Part of a data file
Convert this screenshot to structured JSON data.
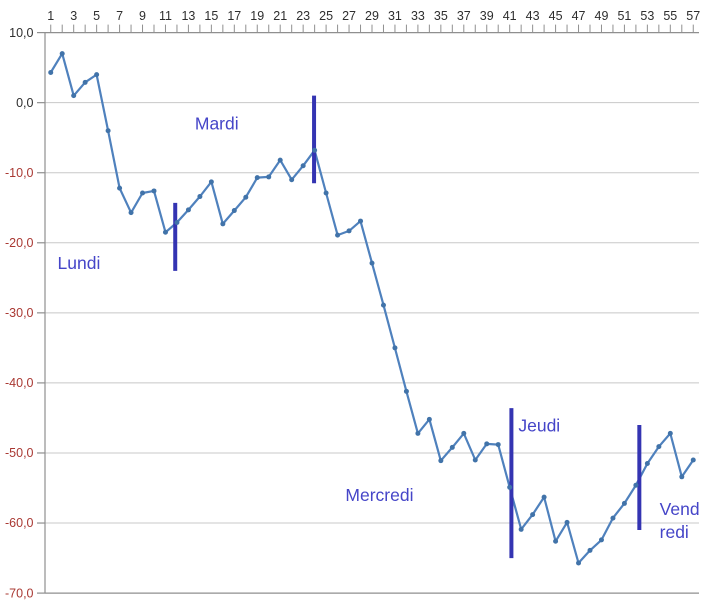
{
  "chart_data": {
    "type": "line",
    "title": "",
    "legend": "none",
    "grid": "horizontal",
    "x_axis_position": "top",
    "x_count": 57,
    "ylim": [
      -70,
      10
    ],
    "x": [
      1,
      2,
      3,
      4,
      5,
      6,
      7,
      8,
      9,
      10,
      11,
      12,
      13,
      14,
      15,
      16,
      17,
      18,
      19,
      20,
      21,
      22,
      23,
      24,
      25,
      26,
      27,
      28,
      29,
      30,
      31,
      32,
      33,
      34,
      35,
      36,
      37,
      38,
      39,
      40,
      41,
      42,
      43,
      44,
      45,
      46,
      47,
      48,
      49,
      50,
      51,
      52,
      53,
      54,
      55,
      56,
      57
    ],
    "values": [
      4.3,
      7.0,
      1.0,
      2.9,
      4.0,
      -4.0,
      -12.2,
      -15.7,
      -12.9,
      -12.6,
      -18.5,
      -17.1,
      -15.3,
      -13.4,
      -11.3,
      -17.3,
      -15.4,
      -13.5,
      -10.7,
      -10.6,
      -8.2,
      -11.0,
      -9.0,
      -6.8,
      -12.9,
      -18.9,
      -18.3,
      -16.9,
      -22.9,
      -28.9,
      -35.0,
      -41.2,
      -47.2,
      -45.2,
      -51.1,
      -49.2,
      -47.2,
      -51.0,
      -48.7,
      -48.8,
      -54.9,
      -60.9,
      -58.8,
      -56.3,
      -62.6,
      -59.9,
      -65.7,
      -63.9,
      -62.4,
      -59.3,
      -57.2,
      -54.6,
      -51.5,
      -49.1,
      -47.2,
      -53.4,
      -51.0
    ],
    "x_tick_labels": [
      "1",
      "3",
      "5",
      "7",
      "9",
      "11",
      "13",
      "15",
      "17",
      "19",
      "21",
      "23",
      "25",
      "27",
      "29",
      "31",
      "33",
      "35",
      "37",
      "39",
      "41",
      "43",
      "45",
      "47",
      "49",
      "51",
      "53",
      "55",
      "57"
    ],
    "y_ticks": [
      {
        "value": 10,
        "label": "10,0"
      },
      {
        "value": 0,
        "label": "0,0"
      },
      {
        "value": -10,
        "label": "-10,0"
      },
      {
        "value": -20,
        "label": "-20,0"
      },
      {
        "value": -30,
        "label": "-30,0"
      },
      {
        "value": -40,
        "label": "-40,0"
      },
      {
        "value": -50,
        "label": "-50,0"
      },
      {
        "value": -60,
        "label": "-60,0"
      },
      {
        "value": -70,
        "label": "-70,0"
      }
    ],
    "day_separators": [
      {
        "x": 11.85,
        "y_top": -14.3,
        "y_bottom": -24.0
      },
      {
        "x": 23.95,
        "y_top": 1.0,
        "y_bottom": -11.5
      },
      {
        "x": 41.15,
        "y_top": -43.6,
        "y_bottom": -65.0
      },
      {
        "x": 52.3,
        "y_top": -46.0,
        "y_bottom": -61.0
      }
    ],
    "annotations": [
      {
        "lines": [
          "Lundi"
        ],
        "x": 3.46,
        "y": -22.9,
        "anchor": "middle"
      },
      {
        "lines": [
          "Mardi"
        ],
        "x": 15.47,
        "y": -3.0,
        "anchor": "middle"
      },
      {
        "lines": [
          "Mercredi"
        ],
        "x": 29.65,
        "y": -56.0,
        "anchor": "middle"
      },
      {
        "lines": [
          "Jeudi"
        ],
        "x": 43.58,
        "y": -46.1,
        "anchor": "middle"
      },
      {
        "lines": [
          "Vend",
          "redi"
        ],
        "x": 54.07,
        "y": -59.0,
        "anchor": "start"
      }
    ],
    "colors": {
      "series_line": "#4F81BD",
      "marker": "#4173A9",
      "separator": "#3434B2",
      "annotation_text": "#4545C8",
      "grid": "#C8C8C8",
      "axis": "#8F8F8F",
      "tick_label": "#2E2E2E",
      "negative_tick_label": "#A93832"
    }
  }
}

*GIVEN TASK*
Reproduce each line of the records exactly, and omit every picture.

*OUTPUT FOR THIS TASK*
Convert this screenshot to structured JSON data.
{
  "chart_data": {
    "type": "line",
    "title": "",
    "legend": "none",
    "grid": "horizontal",
    "x_axis_position": "top",
    "x_count": 57,
    "ylim": [
      -70,
      10
    ],
    "x": [
      1,
      2,
      3,
      4,
      5,
      6,
      7,
      8,
      9,
      10,
      11,
      12,
      13,
      14,
      15,
      16,
      17,
      18,
      19,
      20,
      21,
      22,
      23,
      24,
      25,
      26,
      27,
      28,
      29,
      30,
      31,
      32,
      33,
      34,
      35,
      36,
      37,
      38,
      39,
      40,
      41,
      42,
      43,
      44,
      45,
      46,
      47,
      48,
      49,
      50,
      51,
      52,
      53,
      54,
      55,
      56,
      57
    ],
    "values": [
      4.3,
      7.0,
      1.0,
      2.9,
      4.0,
      -4.0,
      -12.2,
      -15.7,
      -12.9,
      -12.6,
      -18.5,
      -17.1,
      -15.3,
      -13.4,
      -11.3,
      -17.3,
      -15.4,
      -13.5,
      -10.7,
      -10.6,
      -8.2,
      -11.0,
      -9.0,
      -6.8,
      -12.9,
      -18.9,
      -18.3,
      -16.9,
      -22.9,
      -28.9,
      -35.0,
      -41.2,
      -47.2,
      -45.2,
      -51.1,
      -49.2,
      -47.2,
      -51.0,
      -48.7,
      -48.8,
      -54.9,
      -60.9,
      -58.8,
      -56.3,
      -62.6,
      -59.9,
      -65.7,
      -63.9,
      -62.4,
      -59.3,
      -57.2,
      -54.6,
      -51.5,
      -49.1,
      -47.2,
      -53.4,
      -51.0
    ],
    "x_tick_labels": [
      "1",
      "3",
      "5",
      "7",
      "9",
      "11",
      "13",
      "15",
      "17",
      "19",
      "21",
      "23",
      "25",
      "27",
      "29",
      "31",
      "33",
      "35",
      "37",
      "39",
      "41",
      "43",
      "45",
      "47",
      "49",
      "51",
      "53",
      "55",
      "57"
    ],
    "y_ticks": [
      {
        "value": 10,
        "label": "10,0"
      },
      {
        "value": 0,
        "label": "0,0"
      },
      {
        "value": -10,
        "label": "-10,0"
      },
      {
        "value": -20,
        "label": "-20,0"
      },
      {
        "value": -30,
        "label": "-30,0"
      },
      {
        "value": -40,
        "label": "-40,0"
      },
      {
        "value": -50,
        "label": "-50,0"
      },
      {
        "value": -60,
        "label": "-60,0"
      },
      {
        "value": -70,
        "label": "-70,0"
      }
    ],
    "day_separators": [
      {
        "x": 11.85,
        "y_top": -14.3,
        "y_bottom": -24.0
      },
      {
        "x": 23.95,
        "y_top": 1.0,
        "y_bottom": -11.5
      },
      {
        "x": 41.15,
        "y_top": -43.6,
        "y_bottom": -65.0
      },
      {
        "x": 52.3,
        "y_top": -46.0,
        "y_bottom": -61.0
      }
    ],
    "annotations": [
      {
        "lines": [
          "Lundi"
        ],
        "x": 3.46,
        "y": -22.9,
        "anchor": "middle"
      },
      {
        "lines": [
          "Mardi"
        ],
        "x": 15.47,
        "y": -3.0,
        "anchor": "middle"
      },
      {
        "lines": [
          "Mercredi"
        ],
        "x": 29.65,
        "y": -56.0,
        "anchor": "middle"
      },
      {
        "lines": [
          "Jeudi"
        ],
        "x": 43.58,
        "y": -46.1,
        "anchor": "middle"
      },
      {
        "lines": [
          "Vend",
          "redi"
        ],
        "x": 54.07,
        "y": -59.0,
        "anchor": "start"
      }
    ],
    "colors": {
      "series_line": "#4F81BD",
      "marker": "#4173A9",
      "separator": "#3434B2",
      "annotation_text": "#4545C8",
      "grid": "#C8C8C8",
      "axis": "#8F8F8F",
      "tick_label": "#2E2E2E",
      "negative_tick_label": "#A93832"
    }
  }
}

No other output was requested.